* YOUR ASSIGNMENT
Pictures are to be left out, and only the lines from the one containing "Extract all the data from this chart as JSON." through the last line of the data are to be returned exactly.

* Data tied to figure images
· · · · · · ·

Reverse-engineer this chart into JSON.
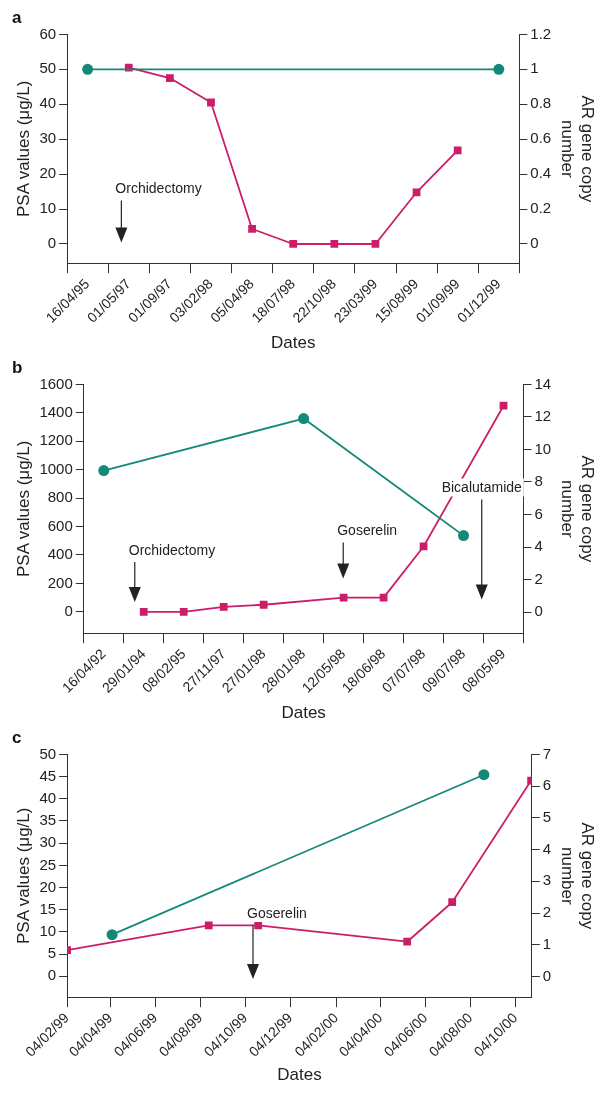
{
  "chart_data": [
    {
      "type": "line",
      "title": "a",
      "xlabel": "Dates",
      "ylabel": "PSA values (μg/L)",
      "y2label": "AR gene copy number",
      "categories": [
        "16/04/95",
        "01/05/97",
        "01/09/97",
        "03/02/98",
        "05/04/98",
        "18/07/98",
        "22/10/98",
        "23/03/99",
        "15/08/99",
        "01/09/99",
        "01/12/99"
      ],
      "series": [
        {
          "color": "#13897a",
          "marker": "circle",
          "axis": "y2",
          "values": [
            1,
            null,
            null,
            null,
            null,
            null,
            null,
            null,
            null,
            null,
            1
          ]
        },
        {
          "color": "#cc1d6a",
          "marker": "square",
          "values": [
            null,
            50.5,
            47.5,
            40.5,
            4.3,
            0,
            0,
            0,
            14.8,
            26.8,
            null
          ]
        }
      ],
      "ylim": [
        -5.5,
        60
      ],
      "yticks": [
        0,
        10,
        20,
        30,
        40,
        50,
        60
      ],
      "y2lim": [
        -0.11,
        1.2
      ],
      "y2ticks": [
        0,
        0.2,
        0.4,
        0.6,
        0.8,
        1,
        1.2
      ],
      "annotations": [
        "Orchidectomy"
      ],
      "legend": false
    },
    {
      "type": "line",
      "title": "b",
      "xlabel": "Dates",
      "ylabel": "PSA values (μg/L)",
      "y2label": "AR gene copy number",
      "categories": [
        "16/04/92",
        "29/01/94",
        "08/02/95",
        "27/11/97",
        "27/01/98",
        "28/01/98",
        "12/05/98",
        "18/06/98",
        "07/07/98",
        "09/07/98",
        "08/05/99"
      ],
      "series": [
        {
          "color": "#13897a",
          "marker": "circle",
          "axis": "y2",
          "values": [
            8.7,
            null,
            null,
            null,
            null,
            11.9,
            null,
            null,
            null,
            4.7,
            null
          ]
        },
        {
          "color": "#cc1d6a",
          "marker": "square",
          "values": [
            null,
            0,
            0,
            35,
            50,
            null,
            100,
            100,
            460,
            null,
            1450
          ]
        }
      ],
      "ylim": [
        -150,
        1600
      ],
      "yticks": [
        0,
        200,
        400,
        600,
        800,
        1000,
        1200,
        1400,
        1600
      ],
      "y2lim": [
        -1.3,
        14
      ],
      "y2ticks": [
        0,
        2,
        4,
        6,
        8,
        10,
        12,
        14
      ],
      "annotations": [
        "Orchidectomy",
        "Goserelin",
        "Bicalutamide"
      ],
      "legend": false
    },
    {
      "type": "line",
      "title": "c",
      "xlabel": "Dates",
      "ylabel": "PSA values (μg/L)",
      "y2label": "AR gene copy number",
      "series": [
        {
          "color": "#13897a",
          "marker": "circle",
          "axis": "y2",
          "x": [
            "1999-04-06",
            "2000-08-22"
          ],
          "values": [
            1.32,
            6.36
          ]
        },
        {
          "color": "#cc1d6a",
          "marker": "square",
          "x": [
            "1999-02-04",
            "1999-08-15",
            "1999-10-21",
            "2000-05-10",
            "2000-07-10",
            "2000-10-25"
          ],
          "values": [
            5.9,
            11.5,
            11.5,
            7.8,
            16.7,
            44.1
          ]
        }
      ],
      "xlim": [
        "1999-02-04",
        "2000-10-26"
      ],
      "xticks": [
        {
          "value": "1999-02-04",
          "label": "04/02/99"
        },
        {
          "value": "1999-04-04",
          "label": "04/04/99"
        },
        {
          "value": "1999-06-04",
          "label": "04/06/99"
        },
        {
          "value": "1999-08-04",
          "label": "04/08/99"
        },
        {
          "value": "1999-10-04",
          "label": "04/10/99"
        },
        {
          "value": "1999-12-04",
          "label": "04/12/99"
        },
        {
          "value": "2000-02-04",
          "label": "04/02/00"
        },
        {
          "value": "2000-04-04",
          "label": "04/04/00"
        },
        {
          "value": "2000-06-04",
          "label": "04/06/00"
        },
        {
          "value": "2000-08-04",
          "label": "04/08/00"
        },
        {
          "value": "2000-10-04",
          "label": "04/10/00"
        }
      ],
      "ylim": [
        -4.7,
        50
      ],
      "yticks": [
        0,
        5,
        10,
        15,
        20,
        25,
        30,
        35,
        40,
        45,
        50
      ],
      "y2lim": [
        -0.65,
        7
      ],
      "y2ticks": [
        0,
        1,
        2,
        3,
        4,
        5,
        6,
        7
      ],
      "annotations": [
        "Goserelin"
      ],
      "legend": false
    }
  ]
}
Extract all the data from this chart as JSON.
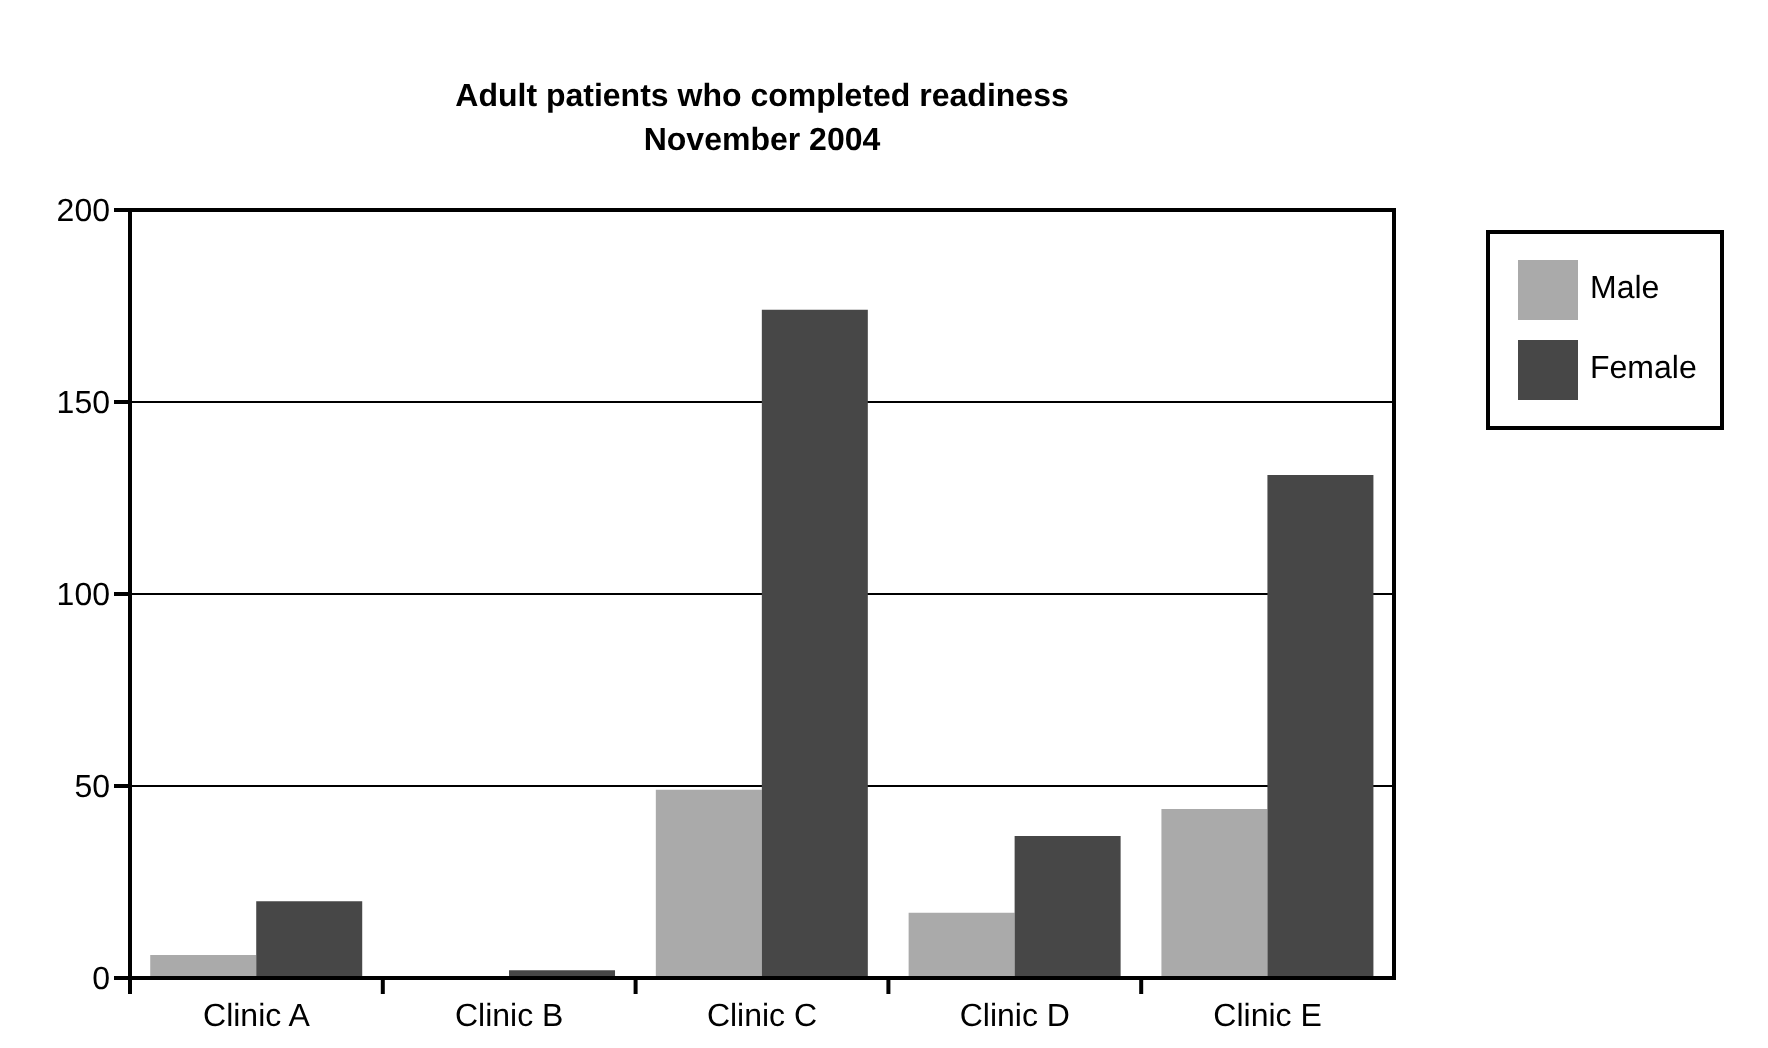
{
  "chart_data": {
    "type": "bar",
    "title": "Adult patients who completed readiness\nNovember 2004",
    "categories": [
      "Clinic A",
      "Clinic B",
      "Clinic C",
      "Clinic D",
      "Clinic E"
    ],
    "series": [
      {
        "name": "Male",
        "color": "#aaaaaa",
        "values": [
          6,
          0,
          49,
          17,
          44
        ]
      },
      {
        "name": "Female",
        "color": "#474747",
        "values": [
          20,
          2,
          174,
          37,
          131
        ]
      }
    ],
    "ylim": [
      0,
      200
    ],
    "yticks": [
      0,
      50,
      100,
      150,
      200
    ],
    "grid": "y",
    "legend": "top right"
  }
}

· · · · · · ·

* RESULT FOR THIS TASK
Extract all the data from this chart as JSON.
{
  "chart_data": {
    "type": "bar",
    "title": "Adult patients who completed readiness\nNovember 2004",
    "categories": [
      "Clinic A",
      "Clinic B",
      "Clinic C",
      "Clinic D",
      "Clinic E"
    ],
    "series": [
      {
        "name": "Male",
        "color": "#aaaaaa",
        "values": [
          6,
          0,
          49,
          17,
          44
        ]
      },
      {
        "name": "Female",
        "color": "#474747",
        "values": [
          20,
          2,
          174,
          37,
          131
        ]
      }
    ],
    "ylim": [
      0,
      200
    ],
    "yticks": [
      0,
      50,
      100,
      150,
      200
    ],
    "grid": "y",
    "legend": "top right"
  }
}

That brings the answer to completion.